* Data listing
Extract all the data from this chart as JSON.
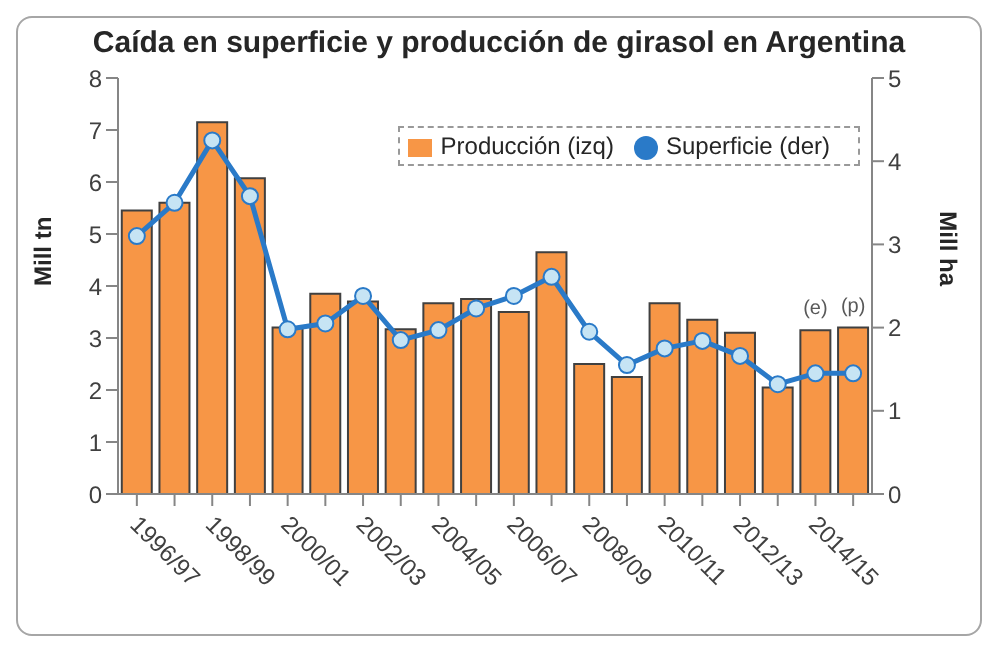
{
  "chart_data": {
    "type": "bar",
    "title": "Caída en superficie y producción de girasol en Argentina",
    "categories": [
      "1996/97",
      null,
      "1998/99",
      null,
      "2000/01",
      null,
      "2002/03",
      null,
      "2004/05",
      null,
      "2006/07",
      null,
      "2008/09",
      null,
      "2010/11",
      null,
      "2012/13",
      null,
      "2014/15",
      null
    ],
    "series": [
      {
        "name": "Producción (izq)",
        "color": "#f79646",
        "values": [
          5.45,
          5.6,
          7.15,
          6.07,
          3.2,
          3.85,
          3.7,
          3.17,
          3.67,
          3.75,
          3.5,
          4.65,
          2.5,
          2.25,
          3.67,
          3.35,
          3.1,
          2.05,
          3.15,
          3.2
        ]
      },
      {
        "name": "Superficie (der)",
        "type": "line",
        "axis": "y2",
        "color": "#2a7ac8",
        "marker": "circle",
        "values": [
          3.1,
          3.5,
          4.25,
          3.58,
          1.98,
          2.05,
          2.38,
          1.85,
          1.97,
          2.23,
          2.38,
          2.61,
          1.95,
          1.55,
          1.75,
          1.84,
          1.66,
          1.32,
          1.45,
          1.45
        ]
      }
    ],
    "ylabel": "Mill tn",
    "y2label": "Mill ha",
    "ylim": [
      0,
      8
    ],
    "yticks": [
      0,
      1,
      2,
      3,
      4,
      5,
      6,
      7,
      8
    ],
    "y2lim": [
      0,
      5
    ],
    "y2ticks": [
      0,
      1,
      2,
      3,
      4,
      5
    ],
    "annotations": [
      {
        "text": "(e)",
        "x": "2014/15",
        "y": 3.15
      },
      {
        "text": "(p)",
        "y": 3.2
      }
    ],
    "legend": "top right"
  }
}
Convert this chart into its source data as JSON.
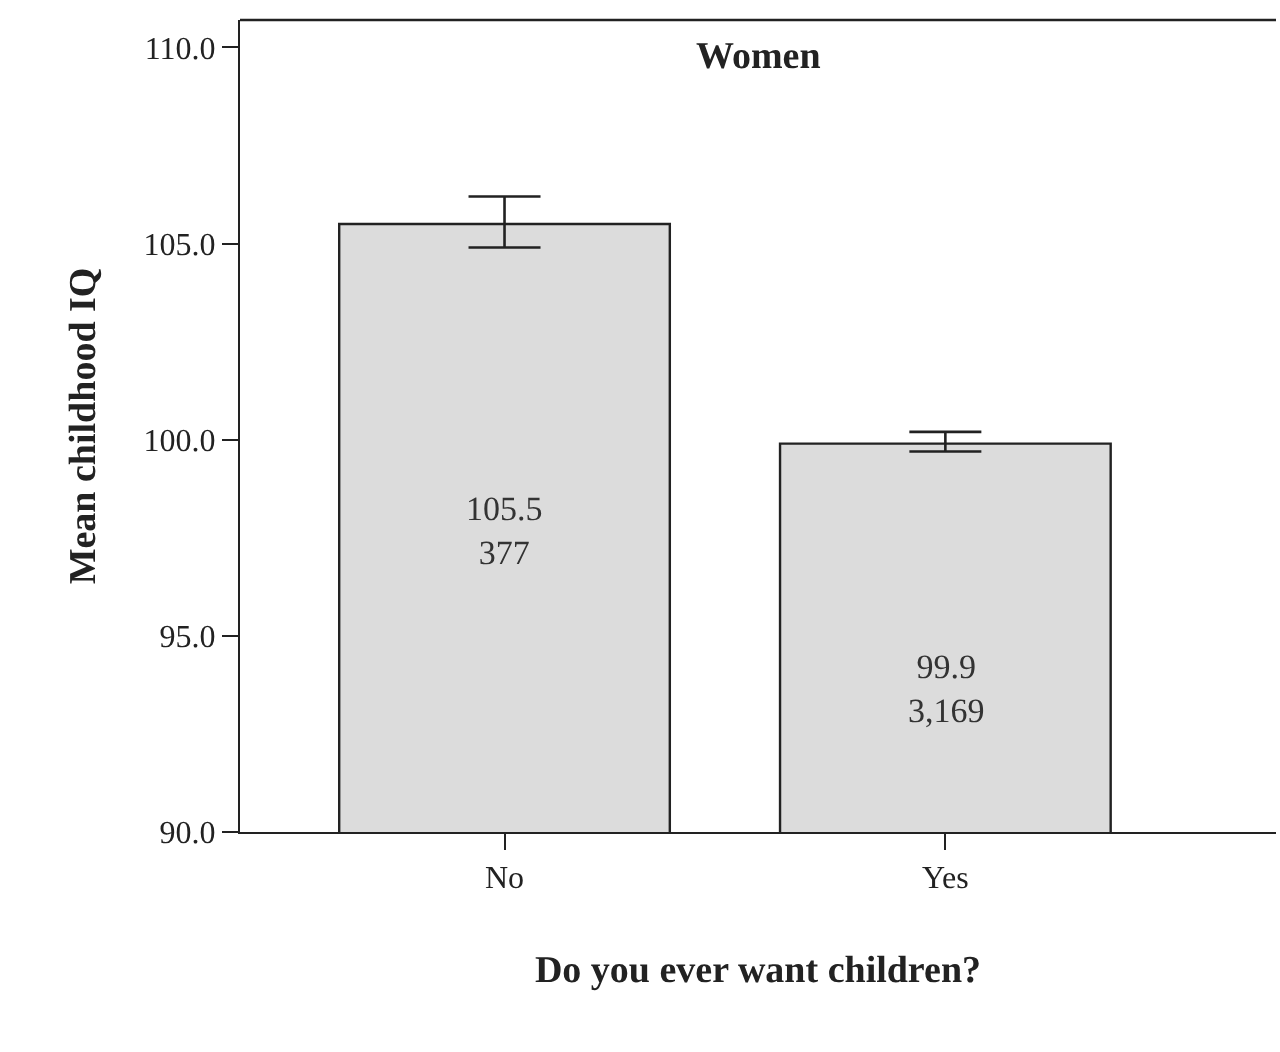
{
  "chart_data": {
    "type": "bar",
    "title": "Women",
    "xlabel": "Do you ever want children?",
    "ylabel": "Mean childhood IQ",
    "categories": [
      "No",
      "Yes"
    ],
    "values": [
      105.5,
      99.9
    ],
    "color": "#dcdcdc",
    "errors": [
      [
        104.9,
        106.2
      ],
      [
        99.7,
        100.2
      ]
    ],
    "annotations": [
      "105.5\n377",
      "99.9\n3,169"
    ],
    "ylim": [
      90,
      110.7
    ],
    "yticks": [
      {
        "value": 90,
        "label": "90.0"
      },
      {
        "value": 95,
        "label": "95.0"
      },
      {
        "value": 100,
        "label": "100.0"
      },
      {
        "value": 105,
        "label": "105.0"
      },
      {
        "value": 110,
        "label": "110.0"
      }
    ]
  }
}
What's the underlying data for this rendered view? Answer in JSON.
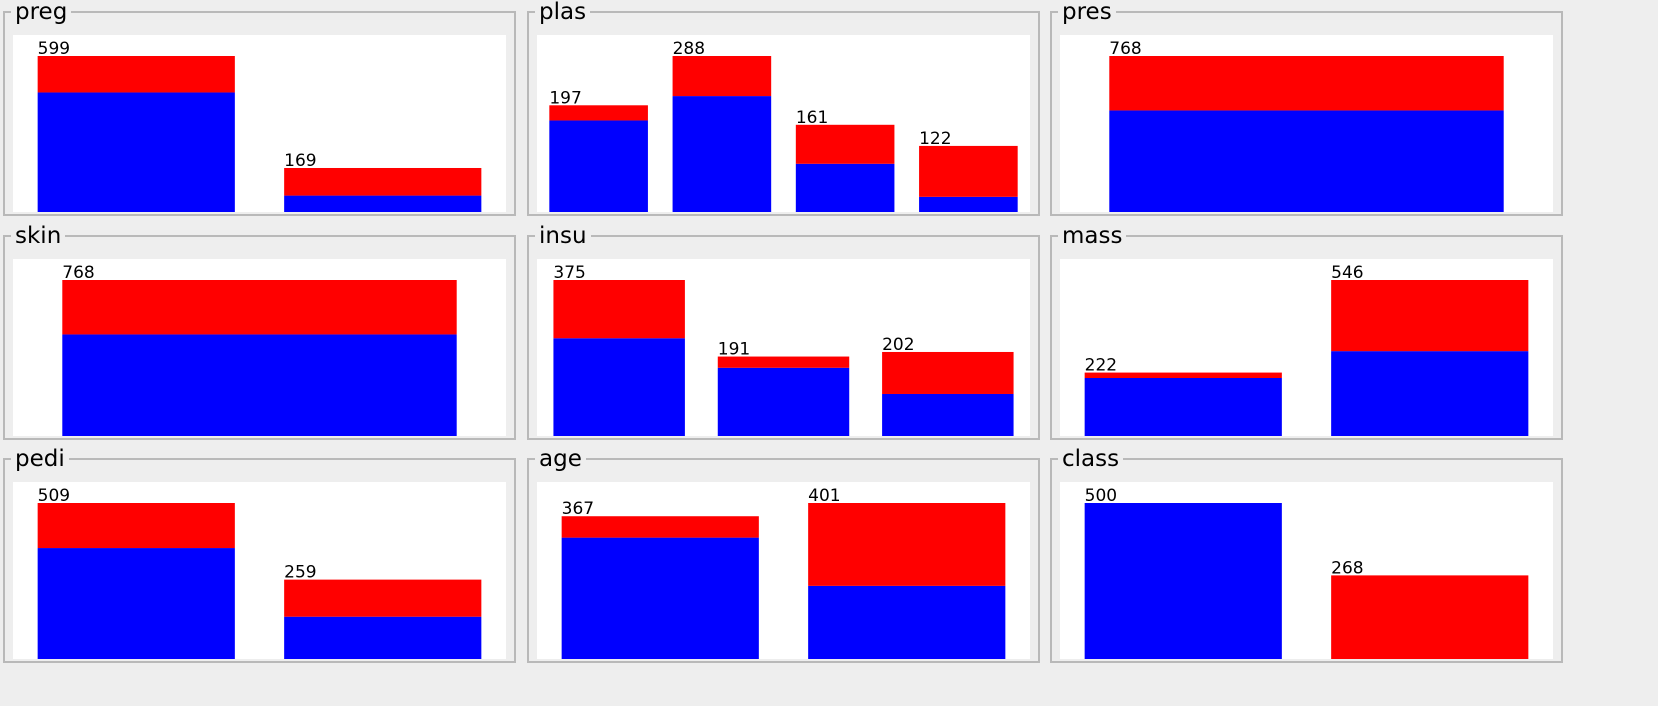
{
  "colors": {
    "class_a": "#0000ff",
    "class_b": "#ff0000",
    "background": "#eeeeee",
    "plot_background": "#ffffff"
  },
  "chart_data": [
    {
      "type": "bar",
      "title": "preg",
      "stacked": true,
      "bars": [
        {
          "total": 599,
          "class_a": 459,
          "class_b": 140
        },
        {
          "total": 169,
          "class_a": 63,
          "class_b": 106
        }
      ]
    },
    {
      "type": "bar",
      "title": "plas",
      "stacked": true,
      "bars": [
        {
          "total": 197,
          "class_a": 169,
          "class_b": 28
        },
        {
          "total": 288,
          "class_a": 214,
          "class_b": 74
        },
        {
          "total": 161,
          "class_a": 89,
          "class_b": 72
        },
        {
          "total": 122,
          "class_a": 28,
          "class_b": 94
        }
      ]
    },
    {
      "type": "bar",
      "title": "pres",
      "stacked": true,
      "bars": [
        {
          "total": 768,
          "class_a": 500,
          "class_b": 268
        }
      ]
    },
    {
      "type": "bar",
      "title": "skin",
      "stacked": true,
      "bars": [
        {
          "total": 768,
          "class_a": 500,
          "class_b": 268
        }
      ]
    },
    {
      "type": "bar",
      "title": "insu",
      "stacked": true,
      "bars": [
        {
          "total": 375,
          "class_a": 235,
          "class_b": 140
        },
        {
          "total": 191,
          "class_a": 164,
          "class_b": 27
        },
        {
          "total": 202,
          "class_a": 101,
          "class_b": 101
        }
      ]
    },
    {
      "type": "bar",
      "title": "mass",
      "stacked": true,
      "bars": [
        {
          "total": 222,
          "class_a": 203,
          "class_b": 19
        },
        {
          "total": 546,
          "class_a": 297,
          "class_b": 249
        }
      ]
    },
    {
      "type": "bar",
      "title": "pedi",
      "stacked": true,
      "bars": [
        {
          "total": 509,
          "class_a": 362,
          "class_b": 147
        },
        {
          "total": 259,
          "class_a": 138,
          "class_b": 121
        }
      ]
    },
    {
      "type": "bar",
      "title": "age",
      "stacked": true,
      "bars": [
        {
          "total": 367,
          "class_a": 312,
          "class_b": 55
        },
        {
          "total": 401,
          "class_a": 188,
          "class_b": 213
        }
      ]
    },
    {
      "type": "bar",
      "title": "class",
      "stacked": true,
      "bars": [
        {
          "total": 500,
          "class_a": 500,
          "class_b": 0
        },
        {
          "total": 268,
          "class_a": 0,
          "class_b": 268
        }
      ]
    }
  ]
}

* Exercise prompt
Copy the material above exactly and drop the pictures.

* Correct output
Extract all the data from this chart as JSON.
{
  "chart_data": {
    "type": "bar",
    "title": "Caída en superficie y producción de girasol en Argentina",
    "categories": [
      "1996/97",
      null,
      "1998/99",
      null,
      "2000/01",
      null,
      "2002/03",
      null,
      "2004/05",
      null,
      "2006/07",
      null,
      "2008/09",
      null,
      "2010/11",
      null,
      "2012/13",
      null,
      "2014/15",
      null
    ],
    "series": [
      {
        "name": "Producción (izq)",
        "color": "#f79646",
        "values": [
          5.45,
          5.6,
          7.15,
          6.07,
          3.2,
          3.85,
          3.7,
          3.17,
          3.67,
          3.75,
          3.5,
          4.65,
          2.5,
          2.25,
          3.67,
          3.35,
          3.1,
          2.05,
          3.15,
          3.2
        ]
      },
      {
        "name": "Superficie (der)",
        "type": "line",
        "axis": "y2",
        "color": "#2a7ac8",
        "marker": "circle",
        "values": [
          3.1,
          3.5,
          4.25,
          3.58,
          1.98,
          2.05,
          2.38,
          1.85,
          1.97,
          2.23,
          2.38,
          2.61,
          1.95,
          1.55,
          1.75,
          1.84,
          1.66,
          1.32,
          1.45,
          1.45
        ]
      }
    ],
    "ylabel": "Mill tn",
    "y2label": "Mill ha",
    "ylim": [
      0,
      8
    ],
    "yticks": [
      0,
      1,
      2,
      3,
      4,
      5,
      6,
      7,
      8
    ],
    "y2lim": [
      0,
      5
    ],
    "y2ticks": [
      0,
      1,
      2,
      3,
      4,
      5
    ],
    "annotations": [
      {
        "text": "(e)",
        "x": "2014/15",
        "y": 3.15
      },
      {
        "text": "(p)",
        "y": 3.2
      }
    ],
    "legend": "top right"
  }
}
Convert this chart into its source data as JSON.
{
  "chart_data": {
    "type": "bar",
    "title": "Women",
    "xlabel": "Do you ever want children?",
    "ylabel": "Mean childhood IQ",
    "categories": [
      "No",
      "Yes"
    ],
    "values": [
      105.5,
      99.9
    ],
    "color": "#dcdcdc",
    "errors": [
      [
        104.9,
        106.2
      ],
      [
        99.7,
        100.2
      ]
    ],
    "annotations": [
      "105.5\n377",
      "99.9\n3,169"
    ],
    "ylim": [
      90,
      110.7
    ],
    "yticks": [
      {
        "value": 90,
        "label": "90.0"
      },
      {
        "value": 95,
        "label": "95.0"
      },
      {
        "value": 100,
        "label": "100.0"
      },
      {
        "value": 105,
        "label": "105.0"
      },
      {
        "value": 110,
        "label": "110.0"
      }
    ]
  }
}
What's the underlying data for this rendered view? Answer in JSON.
{
  "colors": {
    "class_a": "#0000ff",
    "class_b": "#ff0000",
    "background": "#eeeeee",
    "plot_background": "#ffffff"
  },
  "chart_data": [
    {
      "type": "bar",
      "title": "preg",
      "stacked": true,
      "bars": [
        {
          "total": 599,
          "class_a": 459,
          "class_b": 140
        },
        {
          "total": 169,
          "class_a": 63,
          "class_b": 106
        }
      ]
    },
    {
      "type": "bar",
      "title": "plas",
      "stacked": true,
      "bars": [
        {
          "total": 197,
          "class_a": 169,
          "class_b": 28
        },
        {
          "total": 288,
          "class_a": 214,
          "class_b": 74
        },
        {
          "total": 161,
          "class_a": 89,
          "class_b": 72
        },
        {
          "total": 122,
          "class_a": 28,
          "class_b": 94
        }
      ]
    },
    {
      "type": "bar",
      "title": "pres",
      "stacked": true,
      "bars": [
        {
          "total": 768,
          "class_a": 500,
          "class_b": 268
        }
      ]
    },
    {
      "type": "bar",
      "title": "skin",
      "stacked": true,
      "bars": [
        {
          "total": 768,
          "class_a": 500,
          "class_b": 268
        }
      ]
    },
    {
      "type": "bar",
      "title": "insu",
      "stacked": true,
      "bars": [
        {
          "total": 375,
          "class_a": 235,
          "class_b": 140
        },
        {
          "total": 191,
          "class_a": 164,
          "class_b": 27
        },
        {
          "total": 202,
          "class_a": 101,
          "class_b": 101
        }
      ]
    },
    {
      "type": "bar",
      "title": "mass",
      "stacked": true,
      "bars": [
        {
          "total": 222,
          "class_a": 203,
          "class_b": 19
        },
        {
          "total": 546,
          "class_a": 297,
          "class_b": 249
        }
      ]
    },
    {
      "type": "bar",
      "title": "pedi",
      "stacked": true,
      "bars": [
        {
          "total": 509,
          "class_a": 362,
          "class_b": 147
        },
        {
          "total": 259,
          "class_a": 138,
          "class_b": 121
        }
      ]
    },
    {
      "type": "bar",
      "title": "age",
      "stacked": true,
      "bars": [
        {
          "total": 367,
          "class_a": 312,
          "class_b": 55
        },
        {
          "total": 401,
          "class_a": 188,
          "class_b": 213
        }
      ]
    },
    {
      "type": "bar",
      "title": "class",
      "stacked": true,
      "bars": [
        {
          "total": 500,
          "class_a": 500,
          "class_b": 0
        },
        {
          "total": 268,
          "class_a": 0,
          "class_b": 268
        }
      ]
    }
  ]
}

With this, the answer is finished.